## START The input

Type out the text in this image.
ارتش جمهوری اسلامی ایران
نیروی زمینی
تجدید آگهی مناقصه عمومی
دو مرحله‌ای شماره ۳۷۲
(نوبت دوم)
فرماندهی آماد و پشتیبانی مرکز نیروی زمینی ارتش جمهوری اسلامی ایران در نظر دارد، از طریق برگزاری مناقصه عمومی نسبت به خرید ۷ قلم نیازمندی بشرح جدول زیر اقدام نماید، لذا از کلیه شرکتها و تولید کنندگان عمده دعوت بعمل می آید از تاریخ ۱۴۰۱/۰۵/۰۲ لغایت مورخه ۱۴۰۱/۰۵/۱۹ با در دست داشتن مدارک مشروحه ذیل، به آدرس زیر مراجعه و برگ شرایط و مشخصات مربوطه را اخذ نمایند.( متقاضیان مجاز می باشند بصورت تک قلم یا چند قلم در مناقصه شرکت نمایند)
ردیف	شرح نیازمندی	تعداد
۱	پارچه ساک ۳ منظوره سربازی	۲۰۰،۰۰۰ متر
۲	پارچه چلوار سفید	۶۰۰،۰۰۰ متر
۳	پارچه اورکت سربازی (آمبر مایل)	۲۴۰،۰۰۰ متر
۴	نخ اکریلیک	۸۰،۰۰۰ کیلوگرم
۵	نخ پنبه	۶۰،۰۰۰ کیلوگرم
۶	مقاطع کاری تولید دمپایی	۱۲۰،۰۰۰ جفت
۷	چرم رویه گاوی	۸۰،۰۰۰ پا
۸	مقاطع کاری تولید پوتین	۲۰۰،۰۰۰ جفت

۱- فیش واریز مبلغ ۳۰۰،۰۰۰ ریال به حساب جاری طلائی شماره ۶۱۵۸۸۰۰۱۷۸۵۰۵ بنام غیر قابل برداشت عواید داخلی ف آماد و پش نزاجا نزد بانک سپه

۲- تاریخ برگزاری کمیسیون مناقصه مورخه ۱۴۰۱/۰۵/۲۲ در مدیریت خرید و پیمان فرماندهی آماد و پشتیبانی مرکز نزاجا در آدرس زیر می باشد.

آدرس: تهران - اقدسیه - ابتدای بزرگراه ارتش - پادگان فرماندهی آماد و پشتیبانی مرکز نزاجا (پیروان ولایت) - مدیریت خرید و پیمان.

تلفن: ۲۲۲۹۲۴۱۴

## END The input

Exercise description
Return every line holding the word "کیلوگرم" from the records.

Result of the exercise
۴	نخ اکریلیک	۸۰،۰۰۰ کیلوگرم
۵	نخ پنبه	۶۰،۰۰۰ کیلوگرم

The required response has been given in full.